* [Given entries]
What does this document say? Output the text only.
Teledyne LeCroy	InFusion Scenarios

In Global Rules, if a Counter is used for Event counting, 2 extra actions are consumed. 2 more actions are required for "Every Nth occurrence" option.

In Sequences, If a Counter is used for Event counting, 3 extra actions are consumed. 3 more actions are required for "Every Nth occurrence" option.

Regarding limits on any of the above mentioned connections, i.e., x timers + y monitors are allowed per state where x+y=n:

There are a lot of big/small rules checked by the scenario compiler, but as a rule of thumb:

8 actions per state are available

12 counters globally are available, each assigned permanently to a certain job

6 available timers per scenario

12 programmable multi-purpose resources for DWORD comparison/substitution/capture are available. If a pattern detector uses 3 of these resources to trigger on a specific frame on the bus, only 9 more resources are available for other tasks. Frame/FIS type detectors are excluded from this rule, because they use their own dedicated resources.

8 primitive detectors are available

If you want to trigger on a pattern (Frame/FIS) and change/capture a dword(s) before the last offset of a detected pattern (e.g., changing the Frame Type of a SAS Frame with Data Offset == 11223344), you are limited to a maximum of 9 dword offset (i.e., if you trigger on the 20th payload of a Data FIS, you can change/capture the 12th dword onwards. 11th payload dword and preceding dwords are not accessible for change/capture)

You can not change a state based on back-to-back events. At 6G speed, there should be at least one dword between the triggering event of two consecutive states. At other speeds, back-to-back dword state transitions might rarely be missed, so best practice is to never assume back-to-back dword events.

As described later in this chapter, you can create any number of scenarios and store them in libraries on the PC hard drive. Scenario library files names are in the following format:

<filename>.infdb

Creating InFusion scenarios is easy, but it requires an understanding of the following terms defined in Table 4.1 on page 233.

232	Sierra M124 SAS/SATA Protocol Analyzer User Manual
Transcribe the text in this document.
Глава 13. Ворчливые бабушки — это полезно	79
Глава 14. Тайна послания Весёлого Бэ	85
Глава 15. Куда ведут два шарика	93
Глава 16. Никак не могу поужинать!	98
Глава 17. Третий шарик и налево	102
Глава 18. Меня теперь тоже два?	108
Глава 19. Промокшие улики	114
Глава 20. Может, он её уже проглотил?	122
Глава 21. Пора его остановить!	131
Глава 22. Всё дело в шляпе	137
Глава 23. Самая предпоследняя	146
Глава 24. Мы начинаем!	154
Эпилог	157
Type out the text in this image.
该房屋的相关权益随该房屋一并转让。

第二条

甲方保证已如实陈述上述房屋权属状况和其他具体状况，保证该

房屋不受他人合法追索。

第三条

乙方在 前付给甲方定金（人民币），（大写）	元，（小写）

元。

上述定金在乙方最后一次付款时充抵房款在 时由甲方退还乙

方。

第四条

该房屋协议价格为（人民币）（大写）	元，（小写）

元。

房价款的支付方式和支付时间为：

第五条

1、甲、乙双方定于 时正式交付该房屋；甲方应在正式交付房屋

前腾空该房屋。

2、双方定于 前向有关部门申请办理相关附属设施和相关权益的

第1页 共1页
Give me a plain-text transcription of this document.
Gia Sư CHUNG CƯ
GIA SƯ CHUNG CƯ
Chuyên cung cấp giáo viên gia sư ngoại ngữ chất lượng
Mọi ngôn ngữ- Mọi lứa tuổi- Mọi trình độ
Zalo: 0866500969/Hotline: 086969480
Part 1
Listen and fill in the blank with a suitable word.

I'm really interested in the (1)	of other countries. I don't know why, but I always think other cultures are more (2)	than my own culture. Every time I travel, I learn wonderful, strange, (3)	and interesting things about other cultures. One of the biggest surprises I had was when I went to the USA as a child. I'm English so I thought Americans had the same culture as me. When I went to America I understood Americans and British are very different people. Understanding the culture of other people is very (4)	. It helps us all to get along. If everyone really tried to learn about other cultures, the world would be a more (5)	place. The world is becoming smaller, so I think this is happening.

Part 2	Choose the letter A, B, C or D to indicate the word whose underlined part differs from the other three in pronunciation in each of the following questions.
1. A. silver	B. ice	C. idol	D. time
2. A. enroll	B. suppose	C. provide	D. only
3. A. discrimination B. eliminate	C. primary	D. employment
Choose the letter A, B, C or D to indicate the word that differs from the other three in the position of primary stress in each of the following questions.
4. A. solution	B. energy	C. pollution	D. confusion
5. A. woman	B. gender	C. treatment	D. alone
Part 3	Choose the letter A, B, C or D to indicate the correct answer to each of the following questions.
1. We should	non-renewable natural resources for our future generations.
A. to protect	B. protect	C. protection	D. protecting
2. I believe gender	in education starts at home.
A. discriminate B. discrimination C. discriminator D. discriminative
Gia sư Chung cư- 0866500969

* [Problem to solve] Find the word "gender" in the data and copy out each line where it turns up.

* [Answer in full]
5. A. woman	B. gender	C. treatment	D. alone
2. I believe gender	in education starts at home.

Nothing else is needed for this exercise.